··· SOURCE MATERIAL ···

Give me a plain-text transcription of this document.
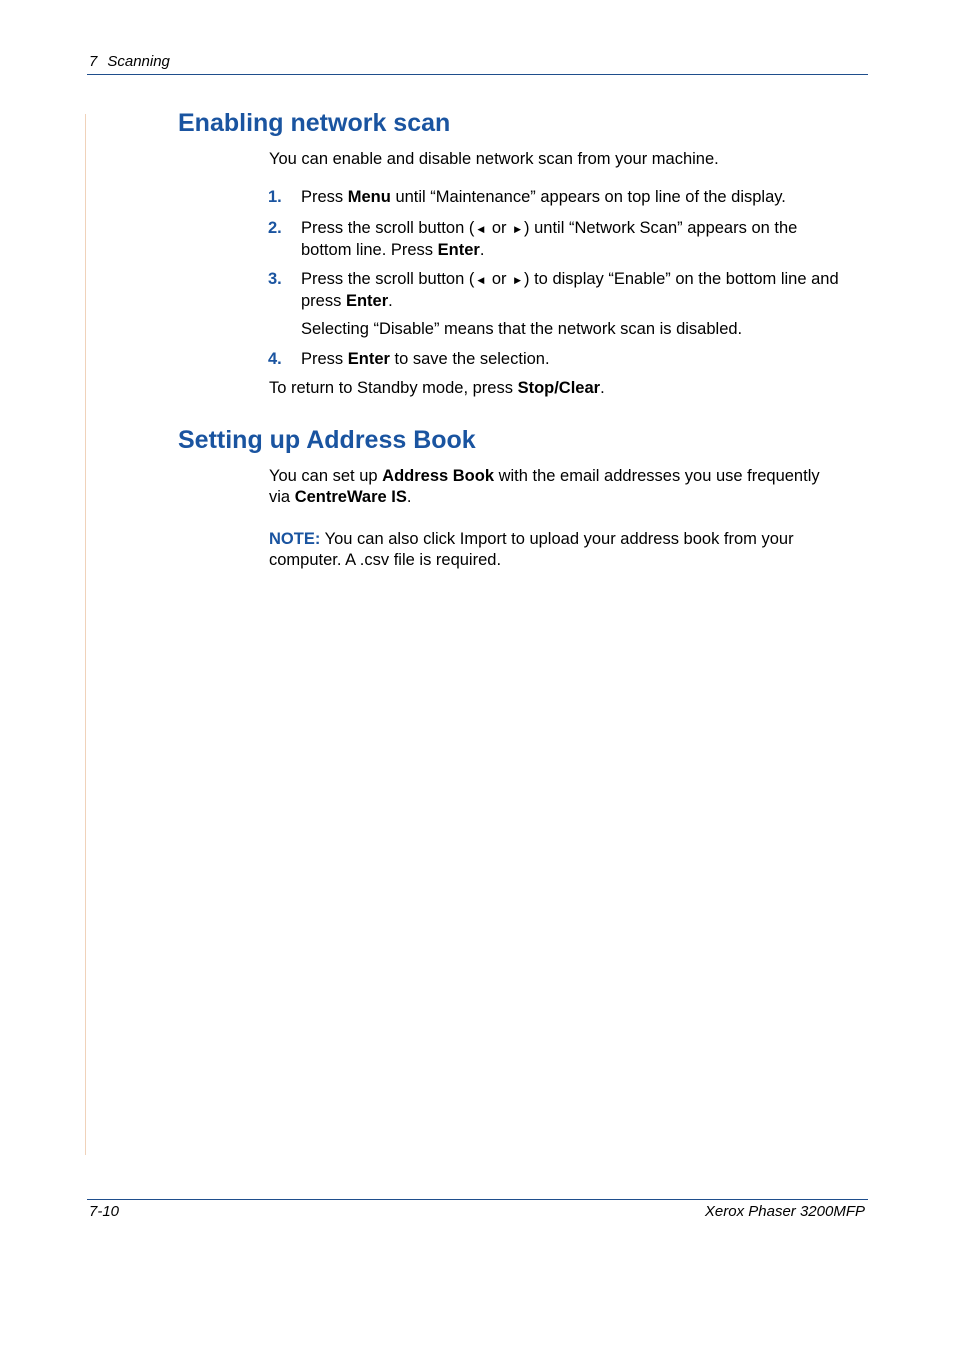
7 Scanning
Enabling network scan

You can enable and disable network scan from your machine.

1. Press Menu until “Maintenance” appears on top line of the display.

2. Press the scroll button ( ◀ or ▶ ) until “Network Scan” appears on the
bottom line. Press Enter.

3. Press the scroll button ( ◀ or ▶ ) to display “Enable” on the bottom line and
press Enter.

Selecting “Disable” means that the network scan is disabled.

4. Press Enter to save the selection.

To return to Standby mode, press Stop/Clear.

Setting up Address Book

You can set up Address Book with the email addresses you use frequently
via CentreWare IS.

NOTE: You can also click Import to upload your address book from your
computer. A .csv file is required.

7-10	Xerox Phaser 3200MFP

···

### DIRECTIONS FOR THIS TASK
Write out every line above exactly as it is, leaving out the pictures.

### TASK SOLUTION
Give me a plain-text transcription of this document.
7 Scanning
Enabling network scan

You can enable and disable network scan from your machine.

1. Press Menu until “Maintenance” appears on top line of the display.

2. Press the scroll button ( ◀ or ▶ ) until “Network Scan” appears on the
bottom line. Press Enter.

3. Press the scroll button ( ◀ or ▶ ) to display “Enable” on the bottom line and
press Enter.

Selecting “Disable” means that the network scan is disabled.

4. Press Enter to save the selection.

To return to Standby mode, press Stop/Clear.

Setting up Address Book

You can set up Address Book with the email addresses you use frequently
via CentreWare IS.

NOTE: You can also click Import to upload your address book from your
computer. A .csv file is required.

7-10	Xerox Phaser 3200MFP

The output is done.